►

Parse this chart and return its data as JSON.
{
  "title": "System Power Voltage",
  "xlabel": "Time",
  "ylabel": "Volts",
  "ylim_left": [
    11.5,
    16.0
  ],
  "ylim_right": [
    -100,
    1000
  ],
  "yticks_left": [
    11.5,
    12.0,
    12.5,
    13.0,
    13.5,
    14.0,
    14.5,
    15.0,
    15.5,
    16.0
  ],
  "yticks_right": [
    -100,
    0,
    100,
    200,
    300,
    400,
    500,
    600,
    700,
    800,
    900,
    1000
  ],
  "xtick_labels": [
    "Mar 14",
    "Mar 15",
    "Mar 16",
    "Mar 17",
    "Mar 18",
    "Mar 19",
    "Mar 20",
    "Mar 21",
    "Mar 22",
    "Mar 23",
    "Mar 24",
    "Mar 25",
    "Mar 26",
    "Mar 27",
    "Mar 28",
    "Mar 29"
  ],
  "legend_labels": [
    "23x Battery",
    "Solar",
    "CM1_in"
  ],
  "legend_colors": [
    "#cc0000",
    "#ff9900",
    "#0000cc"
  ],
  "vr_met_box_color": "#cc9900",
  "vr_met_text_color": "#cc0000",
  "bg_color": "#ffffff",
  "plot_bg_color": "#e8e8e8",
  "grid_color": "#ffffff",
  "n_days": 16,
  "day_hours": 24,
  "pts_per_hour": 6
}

◄

Write the entire listing out again, word for word.

Parse this chart and return its data as JSON.
{
  "title": "System Power Voltage",
  "xlabel": "Time",
  "ylabel": "Volts",
  "ylim_left": [
    11.5,
    16.0
  ],
  "ylim_right": [
    -100,
    1000
  ],
  "yticks_left": [
    11.5,
    12.0,
    12.5,
    13.0,
    13.5,
    14.0,
    14.5,
    15.0,
    15.5,
    16.0
  ],
  "yticks_right": [
    -100,
    0,
    100,
    200,
    300,
    400,
    500,
    600,
    700,
    800,
    900,
    1000
  ],
  "xtick_labels": [
    "Mar 14",
    "Mar 15",
    "Mar 16",
    "Mar 17",
    "Mar 18",
    "Mar 19",
    "Mar 20",
    "Mar 21",
    "Mar 22",
    "Mar 23",
    "Mar 24",
    "Mar 25",
    "Mar 26",
    "Mar 27",
    "Mar 28",
    "Mar 29"
  ],
  "legend_labels": [
    "23x Battery",
    "Solar",
    "CM1_in"
  ],
  "legend_colors": [
    "#cc0000",
    "#ff9900",
    "#0000cc"
  ],
  "vr_met_box_color": "#cc9900",
  "vr_met_text_color": "#cc0000",
  "bg_color": "#ffffff",
  "plot_bg_color": "#e8e8e8",
  "grid_color": "#ffffff",
  "n_days": 16,
  "day_hours": 24,
  "pts_per_hour": 6
}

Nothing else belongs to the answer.